[Records contained in a dataset]

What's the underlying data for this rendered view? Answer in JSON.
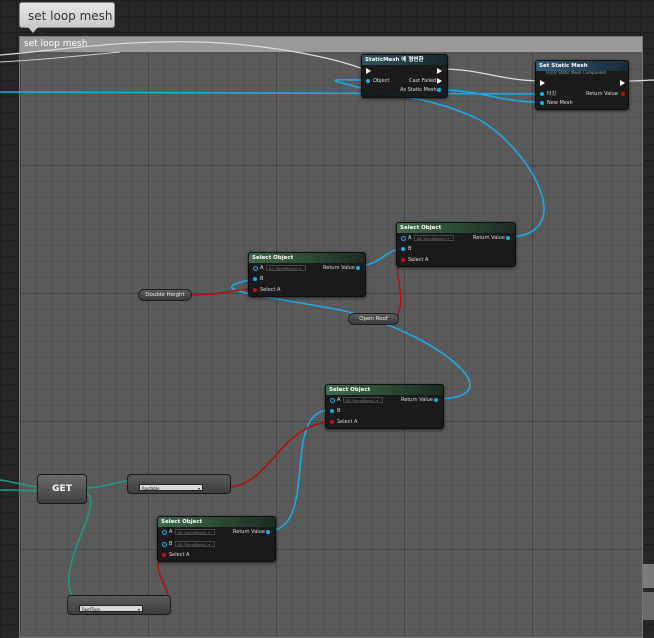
{
  "comment": {
    "bubble_text": "set loop mesh",
    "header_text": "set loop mesh"
  },
  "cast_node": {
    "title": "StaticMesh 에 형변환",
    "object_label": "Object",
    "cast_failed_label": "Cast Failed",
    "as_label": "As Static Mesh"
  },
  "set_mesh_node": {
    "title": "Set Static Mesh",
    "subtitle": "타깃은 Static Mesh Component",
    "target_label": "타깃",
    "new_mesh_label": "New Mesh",
    "return_label": "Return Value"
  },
  "select_nodes": [
    {
      "title": "Select Object",
      "a_label": "A",
      "a_value": "BA_DomeRoom1 ▾",
      "b_label": "B",
      "select_label": "Select A",
      "return_label": "Return Value"
    },
    {
      "title": "Select Object",
      "a_label": "A",
      "a_value": "BA_DomeRoom1 ▾",
      "b_label": "B",
      "select_label": "Select A",
      "return_label": "Return Value"
    },
    {
      "title": "Select Object",
      "a_label": "A",
      "a_value": "BA_DomeRoom1 ▾",
      "b_label": "B",
      "select_label": "Select A",
      "return_label": "Return Value"
    },
    {
      "title": "Select Object",
      "a_label": "A",
      "a_value": "BA_DomeRoom1 ▾",
      "b_label": "B",
      "b_value": "BA_DomeRoom1 ▾",
      "select_label": "Select A",
      "return_label": "Return Value"
    }
  ],
  "variables": {
    "double_height": "Double Height",
    "open_roof": "Open Roof"
  },
  "get_node": {
    "label": "GET"
  },
  "enum_nodes": {
    "first_value": "Roofable",
    "second_value": "RoofType"
  },
  "colors": {
    "exec": "#ffffff",
    "object_pin": "#16aef0",
    "bool_pin": "#c01010",
    "teal_wire": "#1a9e8a"
  }
}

> THE REQUEST
Reproduce each record from above exactly; pictures do not belong in the copy.

> REPLY
What's the underlying data for this rendered view? Answer in JSON.
{
  "comment": {
    "bubble_text": "set loop mesh",
    "header_text": "set loop mesh"
  },
  "cast_node": {
    "title": "StaticMesh 에 형변환",
    "object_label": "Object",
    "cast_failed_label": "Cast Failed",
    "as_label": "As Static Mesh"
  },
  "set_mesh_node": {
    "title": "Set Static Mesh",
    "subtitle": "타깃은 Static Mesh Component",
    "target_label": "타깃",
    "new_mesh_label": "New Mesh",
    "return_label": "Return Value"
  },
  "select_nodes": [
    {
      "title": "Select Object",
      "a_label": "A",
      "a_value": "BA_DomeRoom1 ▾",
      "b_label": "B",
      "select_label": "Select A",
      "return_label": "Return Value"
    },
    {
      "title": "Select Object",
      "a_label": "A",
      "a_value": "BA_DomeRoom1 ▾",
      "b_label": "B",
      "select_label": "Select A",
      "return_label": "Return Value"
    },
    {
      "title": "Select Object",
      "a_label": "A",
      "a_value": "BA_DomeRoom1 ▾",
      "b_label": "B",
      "select_label": "Select A",
      "return_label": "Return Value"
    },
    {
      "title": "Select Object",
      "a_label": "A",
      "a_value": "BA_DomeRoom1 ▾",
      "b_label": "B",
      "b_value": "BA_DomeRoom1 ▾",
      "select_label": "Select A",
      "return_label": "Return Value"
    }
  ],
  "variables": {
    "double_height": "Double Height",
    "open_roof": "Open Roof"
  },
  "get_node": {
    "label": "GET"
  },
  "enum_nodes": {
    "first_value": "Roofable",
    "second_value": "RoofType"
  },
  "colors": {
    "exec": "#ffffff",
    "object_pin": "#16aef0",
    "bool_pin": "#c01010",
    "teal_wire": "#1a9e8a"
  }
}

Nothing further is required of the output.